(Stored items)
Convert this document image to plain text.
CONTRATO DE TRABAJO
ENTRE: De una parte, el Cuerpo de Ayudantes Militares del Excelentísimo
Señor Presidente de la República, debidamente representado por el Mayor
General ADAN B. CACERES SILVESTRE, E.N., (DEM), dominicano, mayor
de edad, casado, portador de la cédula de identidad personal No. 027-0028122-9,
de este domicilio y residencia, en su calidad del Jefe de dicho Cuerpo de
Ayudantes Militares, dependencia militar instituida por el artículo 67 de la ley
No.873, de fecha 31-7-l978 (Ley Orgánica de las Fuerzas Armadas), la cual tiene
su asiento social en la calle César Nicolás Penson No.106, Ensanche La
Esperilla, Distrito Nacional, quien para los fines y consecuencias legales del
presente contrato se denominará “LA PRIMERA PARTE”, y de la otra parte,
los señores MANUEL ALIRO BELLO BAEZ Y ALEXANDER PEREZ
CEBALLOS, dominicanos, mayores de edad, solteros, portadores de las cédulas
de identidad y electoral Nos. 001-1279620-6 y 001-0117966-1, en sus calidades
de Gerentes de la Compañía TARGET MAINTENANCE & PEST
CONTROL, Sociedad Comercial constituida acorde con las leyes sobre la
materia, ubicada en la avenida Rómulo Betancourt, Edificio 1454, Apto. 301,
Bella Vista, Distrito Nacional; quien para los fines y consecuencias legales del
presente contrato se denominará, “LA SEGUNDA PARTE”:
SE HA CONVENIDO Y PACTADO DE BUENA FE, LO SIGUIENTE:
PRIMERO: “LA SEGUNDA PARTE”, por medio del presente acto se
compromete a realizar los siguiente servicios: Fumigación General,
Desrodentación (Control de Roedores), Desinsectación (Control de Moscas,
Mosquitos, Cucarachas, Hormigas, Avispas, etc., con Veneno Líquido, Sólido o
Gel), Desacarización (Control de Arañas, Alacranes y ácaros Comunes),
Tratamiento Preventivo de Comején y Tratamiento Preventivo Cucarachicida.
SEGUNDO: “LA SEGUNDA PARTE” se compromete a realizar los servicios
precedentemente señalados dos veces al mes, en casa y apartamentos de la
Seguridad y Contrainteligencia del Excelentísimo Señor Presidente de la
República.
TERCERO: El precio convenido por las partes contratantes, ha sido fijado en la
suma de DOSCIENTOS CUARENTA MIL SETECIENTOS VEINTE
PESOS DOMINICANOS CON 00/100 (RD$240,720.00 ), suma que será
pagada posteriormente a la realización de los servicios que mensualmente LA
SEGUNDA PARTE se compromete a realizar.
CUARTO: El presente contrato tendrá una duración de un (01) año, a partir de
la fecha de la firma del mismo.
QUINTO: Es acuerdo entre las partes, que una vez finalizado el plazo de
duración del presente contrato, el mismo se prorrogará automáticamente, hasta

▶ DO THIS: Find how many lines in the material hold the word "compromete" and state that number alone.

▶ ANSWER TO THIS PROBLEM: 3